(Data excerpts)
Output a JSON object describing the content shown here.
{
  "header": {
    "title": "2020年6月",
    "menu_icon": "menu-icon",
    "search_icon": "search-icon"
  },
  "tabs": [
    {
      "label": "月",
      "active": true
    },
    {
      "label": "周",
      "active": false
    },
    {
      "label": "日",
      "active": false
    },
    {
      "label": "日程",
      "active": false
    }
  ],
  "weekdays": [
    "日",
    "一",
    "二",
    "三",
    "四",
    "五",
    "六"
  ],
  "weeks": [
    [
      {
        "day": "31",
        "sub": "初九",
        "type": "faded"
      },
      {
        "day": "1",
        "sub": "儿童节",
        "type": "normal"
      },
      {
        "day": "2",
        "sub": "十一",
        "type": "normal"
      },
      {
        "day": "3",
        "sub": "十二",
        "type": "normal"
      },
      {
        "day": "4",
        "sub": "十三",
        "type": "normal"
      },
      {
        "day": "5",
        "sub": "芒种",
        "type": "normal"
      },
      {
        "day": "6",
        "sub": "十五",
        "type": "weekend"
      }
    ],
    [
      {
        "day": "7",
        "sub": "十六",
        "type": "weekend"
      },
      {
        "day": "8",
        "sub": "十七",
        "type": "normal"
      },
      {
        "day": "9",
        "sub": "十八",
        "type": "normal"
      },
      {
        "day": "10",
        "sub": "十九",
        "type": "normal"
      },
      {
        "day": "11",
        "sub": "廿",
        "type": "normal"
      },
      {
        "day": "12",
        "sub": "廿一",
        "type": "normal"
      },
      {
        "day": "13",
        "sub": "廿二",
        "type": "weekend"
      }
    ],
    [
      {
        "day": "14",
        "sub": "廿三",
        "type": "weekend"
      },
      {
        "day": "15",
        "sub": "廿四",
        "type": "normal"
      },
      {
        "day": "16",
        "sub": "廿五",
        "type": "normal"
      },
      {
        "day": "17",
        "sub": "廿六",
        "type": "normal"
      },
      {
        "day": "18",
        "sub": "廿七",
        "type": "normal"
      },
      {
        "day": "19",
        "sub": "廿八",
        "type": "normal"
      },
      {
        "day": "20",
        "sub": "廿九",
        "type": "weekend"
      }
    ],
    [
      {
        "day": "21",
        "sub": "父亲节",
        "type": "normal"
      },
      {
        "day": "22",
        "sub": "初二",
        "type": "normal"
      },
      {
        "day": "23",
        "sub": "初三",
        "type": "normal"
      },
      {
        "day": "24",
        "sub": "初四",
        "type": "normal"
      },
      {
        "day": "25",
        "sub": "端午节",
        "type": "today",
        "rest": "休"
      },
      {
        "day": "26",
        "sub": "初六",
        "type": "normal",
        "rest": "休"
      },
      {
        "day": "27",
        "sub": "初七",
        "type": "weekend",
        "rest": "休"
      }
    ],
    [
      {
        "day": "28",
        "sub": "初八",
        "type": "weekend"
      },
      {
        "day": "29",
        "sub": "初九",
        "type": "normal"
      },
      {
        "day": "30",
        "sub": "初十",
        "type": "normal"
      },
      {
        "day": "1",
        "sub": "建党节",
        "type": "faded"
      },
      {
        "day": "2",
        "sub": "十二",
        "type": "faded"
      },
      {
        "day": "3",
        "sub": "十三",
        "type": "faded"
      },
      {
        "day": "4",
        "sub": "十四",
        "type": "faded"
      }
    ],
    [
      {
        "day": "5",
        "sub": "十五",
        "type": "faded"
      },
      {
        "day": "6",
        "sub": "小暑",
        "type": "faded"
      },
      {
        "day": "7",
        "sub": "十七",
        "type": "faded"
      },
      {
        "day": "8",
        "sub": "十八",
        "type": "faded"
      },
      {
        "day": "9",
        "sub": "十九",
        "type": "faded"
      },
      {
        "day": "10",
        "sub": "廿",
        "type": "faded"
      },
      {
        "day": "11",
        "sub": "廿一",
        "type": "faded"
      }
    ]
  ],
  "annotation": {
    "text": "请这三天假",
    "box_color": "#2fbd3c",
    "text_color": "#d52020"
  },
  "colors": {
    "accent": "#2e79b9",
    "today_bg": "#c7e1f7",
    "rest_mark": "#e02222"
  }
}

Direction: Retype the records in full. Keep every line identical to the original.

Output for this exercise:
Output a JSON object describing the content shown here.
{
  "header": {
    "title": "2020年6月",
    "menu_icon": "menu-icon",
    "search_icon": "search-icon"
  },
  "tabs": [
    {
      "label": "月",
      "active": true
    },
    {
      "label": "周",
      "active": false
    },
    {
      "label": "日",
      "active": false
    },
    {
      "label": "日程",
      "active": false
    }
  ],
  "weekdays": [
    "日",
    "一",
    "二",
    "三",
    "四",
    "五",
    "六"
  ],
  "weeks": [
    [
      {
        "day": "31",
        "sub": "初九",
        "type": "faded"
      },
      {
        "day": "1",
        "sub": "儿童节",
        "type": "normal"
      },
      {
        "day": "2",
        "sub": "十一",
        "type": "normal"
      },
      {
        "day": "3",
        "sub": "十二",
        "type": "normal"
      },
      {
        "day": "4",
        "sub": "十三",
        "type": "normal"
      },
      {
        "day": "5",
        "sub": "芒种",
        "type": "normal"
      },
      {
        "day": "6",
        "sub": "十五",
        "type": "weekend"
      }
    ],
    [
      {
        "day": "7",
        "sub": "十六",
        "type": "weekend"
      },
      {
        "day": "8",
        "sub": "十七",
        "type": "normal"
      },
      {
        "day": "9",
        "sub": "十八",
        "type": "normal"
      },
      {
        "day": "10",
        "sub": "十九",
        "type": "normal"
      },
      {
        "day": "11",
        "sub": "廿",
        "type": "normal"
      },
      {
        "day": "12",
        "sub": "廿一",
        "type": "normal"
      },
      {
        "day": "13",
        "sub": "廿二",
        "type": "weekend"
      }
    ],
    [
      {
        "day": "14",
        "sub": "廿三",
        "type": "weekend"
      },
      {
        "day": "15",
        "sub": "廿四",
        "type": "normal"
      },
      {
        "day": "16",
        "sub": "廿五",
        "type": "normal"
      },
      {
        "day": "17",
        "sub": "廿六",
        "type": "normal"
      },
      {
        "day": "18",
        "sub": "廿七",
        "type": "normal"
      },
      {
        "day": "19",
        "sub": "廿八",
        "type": "normal"
      },
      {
        "day": "20",
        "sub": "廿九",
        "type": "weekend"
      }
    ],
    [
      {
        "day": "21",
        "sub": "父亲节",
        "type": "normal"
      },
      {
        "day": "22",
        "sub": "初二",
        "type": "normal"
      },
      {
        "day": "23",
        "sub": "初三",
        "type": "normal"
      },
      {
        "day": "24",
        "sub": "初四",
        "type": "normal"
      },
      {
        "day": "25",
        "sub": "端午节",
        "type": "today",
        "rest": "休"
      },
      {
        "day": "26",
        "sub": "初六",
        "type": "normal",
        "rest": "休"
      },
      {
        "day": "27",
        "sub": "初七",
        "type": "weekend",
        "rest": "休"
      }
    ],
    [
      {
        "day": "28",
        "sub": "初八",
        "type": "weekend"
      },
      {
        "day": "29",
        "sub": "初九",
        "type": "normal"
      },
      {
        "day": "30",
        "sub": "初十",
        "type": "normal"
      },
      {
        "day": "1",
        "sub": "建党节",
        "type": "faded"
      },
      {
        "day": "2",
        "sub": "十二",
        "type": "faded"
      },
      {
        "day": "3",
        "sub": "十三",
        "type": "faded"
      },
      {
        "day": "4",
        "sub": "十四",
        "type": "faded"
      }
    ],
    [
      {
        "day": "5",
        "sub": "十五",
        "type": "faded"
      },
      {
        "day": "6",
        "sub": "小暑",
        "type": "faded"
      },
      {
        "day": "7",
        "sub": "十七",
        "type": "faded"
      },
      {
        "day": "8",
        "sub": "十八",
        "type": "faded"
      },
      {
        "day": "9",
        "sub": "十九",
        "type": "faded"
      },
      {
        "day": "10",
        "sub": "廿",
        "type": "faded"
      },
      {
        "day": "11",
        "sub": "廿一",
        "type": "faded"
      }
    ]
  ],
  "annotation": {
    "text": "请这三天假",
    "box_color": "#2fbd3c",
    "text_color": "#d52020"
  },
  "colors": {
    "accent": "#2e79b9",
    "today_bg": "#c7e1f7",
    "rest_mark": "#e02222"
  }
}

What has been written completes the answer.